* **Problem to solve**
Spot each line that carries the word "subtitle"; copy those lines.

* **Material supplied**

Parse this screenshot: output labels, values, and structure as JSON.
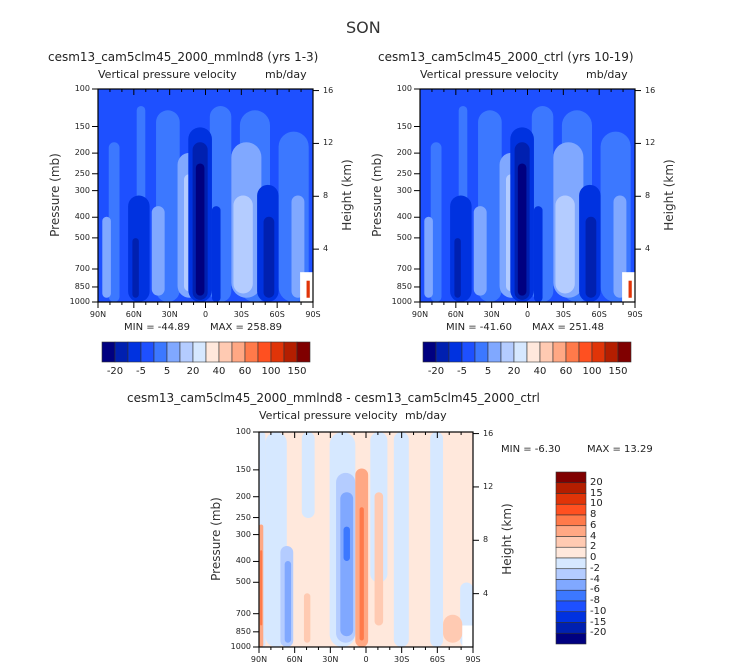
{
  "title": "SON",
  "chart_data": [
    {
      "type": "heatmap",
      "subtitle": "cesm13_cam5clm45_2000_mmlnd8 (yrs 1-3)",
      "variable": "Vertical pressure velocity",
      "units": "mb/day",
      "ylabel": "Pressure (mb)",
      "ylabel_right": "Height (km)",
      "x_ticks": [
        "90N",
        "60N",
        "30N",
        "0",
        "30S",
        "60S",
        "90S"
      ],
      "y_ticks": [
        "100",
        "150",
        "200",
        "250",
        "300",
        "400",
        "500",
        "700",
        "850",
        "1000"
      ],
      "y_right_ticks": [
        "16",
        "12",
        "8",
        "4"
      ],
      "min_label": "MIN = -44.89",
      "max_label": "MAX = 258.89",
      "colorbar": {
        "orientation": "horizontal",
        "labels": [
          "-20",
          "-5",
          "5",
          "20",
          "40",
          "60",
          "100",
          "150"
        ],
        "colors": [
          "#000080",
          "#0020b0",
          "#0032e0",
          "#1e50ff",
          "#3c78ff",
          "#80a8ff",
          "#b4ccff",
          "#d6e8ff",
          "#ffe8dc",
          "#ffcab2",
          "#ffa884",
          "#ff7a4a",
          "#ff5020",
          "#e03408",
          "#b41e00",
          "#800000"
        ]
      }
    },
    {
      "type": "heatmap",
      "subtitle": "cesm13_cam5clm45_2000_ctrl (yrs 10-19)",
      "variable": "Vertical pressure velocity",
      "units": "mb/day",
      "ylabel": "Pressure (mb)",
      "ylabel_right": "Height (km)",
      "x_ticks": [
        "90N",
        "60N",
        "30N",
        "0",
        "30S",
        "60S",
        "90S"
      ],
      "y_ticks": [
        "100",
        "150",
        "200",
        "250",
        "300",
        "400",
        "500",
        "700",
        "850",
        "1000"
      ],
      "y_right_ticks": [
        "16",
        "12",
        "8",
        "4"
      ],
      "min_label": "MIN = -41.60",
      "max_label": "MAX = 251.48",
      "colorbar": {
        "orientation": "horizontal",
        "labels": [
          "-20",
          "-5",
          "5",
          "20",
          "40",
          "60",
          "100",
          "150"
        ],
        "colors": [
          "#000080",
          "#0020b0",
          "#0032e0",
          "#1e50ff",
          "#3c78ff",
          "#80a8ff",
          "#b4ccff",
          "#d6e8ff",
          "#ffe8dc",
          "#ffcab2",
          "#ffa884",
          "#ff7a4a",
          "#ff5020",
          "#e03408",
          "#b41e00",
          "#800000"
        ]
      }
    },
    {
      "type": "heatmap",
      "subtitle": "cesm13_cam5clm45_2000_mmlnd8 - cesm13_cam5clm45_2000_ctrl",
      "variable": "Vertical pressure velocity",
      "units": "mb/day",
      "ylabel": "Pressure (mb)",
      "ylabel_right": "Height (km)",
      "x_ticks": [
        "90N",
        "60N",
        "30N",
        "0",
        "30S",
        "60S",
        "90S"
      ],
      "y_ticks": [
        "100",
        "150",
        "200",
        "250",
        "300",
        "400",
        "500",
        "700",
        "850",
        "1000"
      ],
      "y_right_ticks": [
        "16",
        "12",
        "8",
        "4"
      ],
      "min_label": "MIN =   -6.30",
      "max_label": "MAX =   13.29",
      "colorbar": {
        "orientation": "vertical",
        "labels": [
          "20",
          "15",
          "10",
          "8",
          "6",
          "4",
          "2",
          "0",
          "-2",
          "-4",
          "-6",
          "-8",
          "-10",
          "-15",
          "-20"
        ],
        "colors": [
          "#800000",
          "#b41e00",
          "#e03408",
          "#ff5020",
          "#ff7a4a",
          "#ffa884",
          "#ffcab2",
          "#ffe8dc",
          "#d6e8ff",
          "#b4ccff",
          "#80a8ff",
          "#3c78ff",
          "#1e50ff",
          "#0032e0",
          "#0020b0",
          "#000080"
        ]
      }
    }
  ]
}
---
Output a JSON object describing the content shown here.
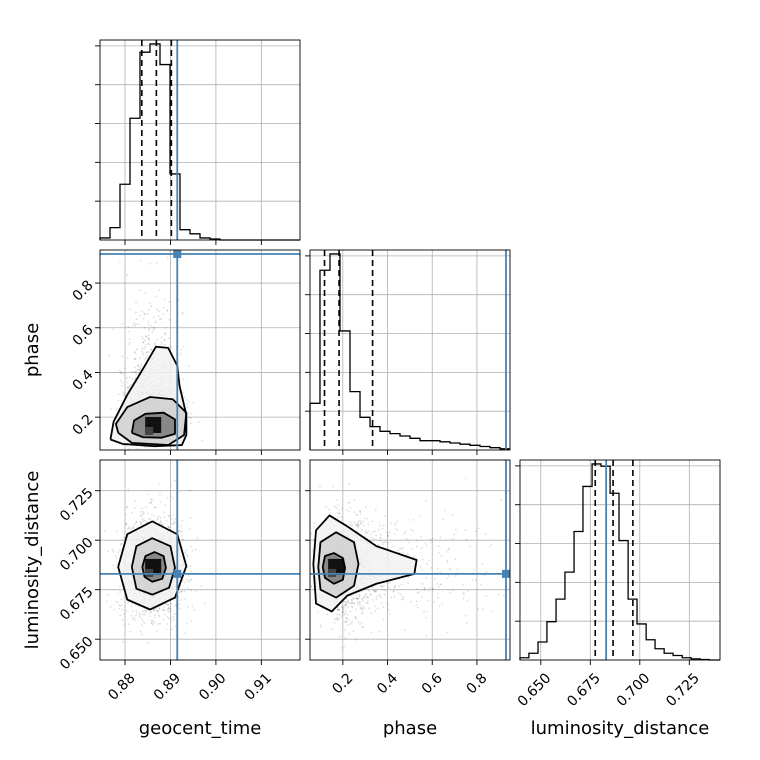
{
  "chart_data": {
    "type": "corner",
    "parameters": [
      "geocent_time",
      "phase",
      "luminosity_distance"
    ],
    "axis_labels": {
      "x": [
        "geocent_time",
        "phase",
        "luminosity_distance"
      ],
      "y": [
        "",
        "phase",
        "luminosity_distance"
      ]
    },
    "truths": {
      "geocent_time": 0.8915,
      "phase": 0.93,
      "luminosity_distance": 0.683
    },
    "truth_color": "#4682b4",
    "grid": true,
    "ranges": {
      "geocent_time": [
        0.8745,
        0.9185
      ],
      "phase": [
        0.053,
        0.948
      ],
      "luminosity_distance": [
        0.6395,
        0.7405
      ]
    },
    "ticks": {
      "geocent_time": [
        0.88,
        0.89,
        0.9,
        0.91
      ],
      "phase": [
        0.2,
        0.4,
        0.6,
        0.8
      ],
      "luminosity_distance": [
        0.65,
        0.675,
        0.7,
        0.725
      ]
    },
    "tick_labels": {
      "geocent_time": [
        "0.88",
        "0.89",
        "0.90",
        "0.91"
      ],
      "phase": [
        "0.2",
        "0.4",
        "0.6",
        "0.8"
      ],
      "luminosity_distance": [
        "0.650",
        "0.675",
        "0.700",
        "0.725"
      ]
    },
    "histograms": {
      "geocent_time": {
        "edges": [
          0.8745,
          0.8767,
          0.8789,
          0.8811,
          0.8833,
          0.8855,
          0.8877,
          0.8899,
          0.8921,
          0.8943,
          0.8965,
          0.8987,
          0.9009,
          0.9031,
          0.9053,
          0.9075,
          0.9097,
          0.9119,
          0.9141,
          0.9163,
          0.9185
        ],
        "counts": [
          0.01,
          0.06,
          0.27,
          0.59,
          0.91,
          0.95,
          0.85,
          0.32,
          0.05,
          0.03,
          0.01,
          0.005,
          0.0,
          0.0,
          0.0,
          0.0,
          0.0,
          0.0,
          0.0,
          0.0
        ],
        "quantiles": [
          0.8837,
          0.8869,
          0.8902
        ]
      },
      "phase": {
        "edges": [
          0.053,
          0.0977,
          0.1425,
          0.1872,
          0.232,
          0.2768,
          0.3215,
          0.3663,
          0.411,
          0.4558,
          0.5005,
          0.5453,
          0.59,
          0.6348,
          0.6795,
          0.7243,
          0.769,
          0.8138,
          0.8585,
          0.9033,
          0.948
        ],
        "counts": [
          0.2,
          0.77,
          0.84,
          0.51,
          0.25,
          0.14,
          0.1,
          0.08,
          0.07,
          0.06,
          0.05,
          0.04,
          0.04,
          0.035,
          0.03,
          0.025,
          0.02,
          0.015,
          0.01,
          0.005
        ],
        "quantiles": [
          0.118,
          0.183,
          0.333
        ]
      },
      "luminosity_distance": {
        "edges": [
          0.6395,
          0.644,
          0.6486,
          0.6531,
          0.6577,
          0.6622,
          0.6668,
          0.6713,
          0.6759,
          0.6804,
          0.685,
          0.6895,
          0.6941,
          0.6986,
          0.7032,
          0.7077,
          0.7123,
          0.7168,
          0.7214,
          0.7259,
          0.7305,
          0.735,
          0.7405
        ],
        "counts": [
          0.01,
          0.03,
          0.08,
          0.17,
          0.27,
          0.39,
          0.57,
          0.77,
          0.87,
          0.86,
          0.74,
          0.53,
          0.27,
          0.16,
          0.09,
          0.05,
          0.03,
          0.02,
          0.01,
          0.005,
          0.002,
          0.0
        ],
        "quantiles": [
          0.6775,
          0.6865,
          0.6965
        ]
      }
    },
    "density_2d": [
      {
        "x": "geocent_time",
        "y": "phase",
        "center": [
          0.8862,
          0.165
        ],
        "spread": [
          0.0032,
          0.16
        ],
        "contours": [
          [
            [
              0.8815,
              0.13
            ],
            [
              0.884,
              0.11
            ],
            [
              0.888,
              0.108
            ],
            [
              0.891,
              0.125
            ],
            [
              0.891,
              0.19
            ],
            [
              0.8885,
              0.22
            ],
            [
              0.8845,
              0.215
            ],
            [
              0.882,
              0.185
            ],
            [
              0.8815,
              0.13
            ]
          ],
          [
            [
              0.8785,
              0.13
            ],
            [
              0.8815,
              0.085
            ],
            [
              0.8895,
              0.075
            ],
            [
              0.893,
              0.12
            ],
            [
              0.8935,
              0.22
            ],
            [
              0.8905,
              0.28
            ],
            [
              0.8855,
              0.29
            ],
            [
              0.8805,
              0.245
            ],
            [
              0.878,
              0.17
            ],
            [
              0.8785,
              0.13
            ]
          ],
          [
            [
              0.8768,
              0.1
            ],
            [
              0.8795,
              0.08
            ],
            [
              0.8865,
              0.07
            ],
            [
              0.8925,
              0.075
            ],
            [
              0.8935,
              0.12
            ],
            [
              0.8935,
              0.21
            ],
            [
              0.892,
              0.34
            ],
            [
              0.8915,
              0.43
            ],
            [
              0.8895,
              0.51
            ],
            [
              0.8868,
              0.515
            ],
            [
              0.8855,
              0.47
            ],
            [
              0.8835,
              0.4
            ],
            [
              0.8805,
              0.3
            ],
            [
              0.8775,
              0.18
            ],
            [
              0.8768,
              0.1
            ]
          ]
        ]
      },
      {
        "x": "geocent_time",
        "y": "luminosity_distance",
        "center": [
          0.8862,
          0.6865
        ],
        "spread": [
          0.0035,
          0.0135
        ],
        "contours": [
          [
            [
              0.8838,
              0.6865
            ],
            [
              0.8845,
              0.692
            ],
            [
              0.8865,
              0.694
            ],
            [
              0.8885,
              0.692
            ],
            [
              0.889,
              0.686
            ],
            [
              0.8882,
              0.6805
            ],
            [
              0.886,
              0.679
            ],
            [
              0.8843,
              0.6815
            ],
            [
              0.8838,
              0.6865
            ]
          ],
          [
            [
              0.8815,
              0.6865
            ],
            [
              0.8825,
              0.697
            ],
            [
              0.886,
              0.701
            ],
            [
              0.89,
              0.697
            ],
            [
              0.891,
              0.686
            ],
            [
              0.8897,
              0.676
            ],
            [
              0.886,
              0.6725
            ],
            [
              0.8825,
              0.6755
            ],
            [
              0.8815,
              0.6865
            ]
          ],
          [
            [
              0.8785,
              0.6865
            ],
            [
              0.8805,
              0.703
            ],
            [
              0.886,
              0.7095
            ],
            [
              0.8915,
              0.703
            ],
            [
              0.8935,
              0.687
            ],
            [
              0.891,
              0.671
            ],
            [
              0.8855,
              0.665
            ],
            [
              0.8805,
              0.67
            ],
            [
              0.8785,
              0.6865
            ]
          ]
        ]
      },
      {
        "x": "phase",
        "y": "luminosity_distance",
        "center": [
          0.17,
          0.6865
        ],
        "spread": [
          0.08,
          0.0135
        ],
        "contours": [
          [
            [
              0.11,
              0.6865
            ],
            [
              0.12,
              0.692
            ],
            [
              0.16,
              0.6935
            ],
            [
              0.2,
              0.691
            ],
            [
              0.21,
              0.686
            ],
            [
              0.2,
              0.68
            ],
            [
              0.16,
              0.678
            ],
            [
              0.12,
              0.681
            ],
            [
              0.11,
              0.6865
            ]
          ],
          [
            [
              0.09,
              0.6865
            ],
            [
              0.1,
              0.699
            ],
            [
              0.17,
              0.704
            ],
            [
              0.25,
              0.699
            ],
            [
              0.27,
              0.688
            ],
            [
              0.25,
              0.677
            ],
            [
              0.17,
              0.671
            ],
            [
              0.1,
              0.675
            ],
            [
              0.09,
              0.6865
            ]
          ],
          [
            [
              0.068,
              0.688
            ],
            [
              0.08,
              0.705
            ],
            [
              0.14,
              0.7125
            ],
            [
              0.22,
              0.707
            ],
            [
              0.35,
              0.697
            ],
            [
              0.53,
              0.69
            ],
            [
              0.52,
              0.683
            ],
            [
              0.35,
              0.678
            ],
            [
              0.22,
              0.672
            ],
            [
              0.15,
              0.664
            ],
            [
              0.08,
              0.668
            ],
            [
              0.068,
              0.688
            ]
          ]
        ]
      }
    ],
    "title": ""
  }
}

* **Final answer**
      "subtitle": "cesm13_cam5clm45_2000_mmlnd8 (yrs 1-3)",
      "subtitle": "cesm13_cam5clm45_2000_ctrl (yrs 10-19)",
      "subtitle": "cesm13_cam5clm45_2000_mmlnd8 - cesm13_cam5clm45_2000_ctrl",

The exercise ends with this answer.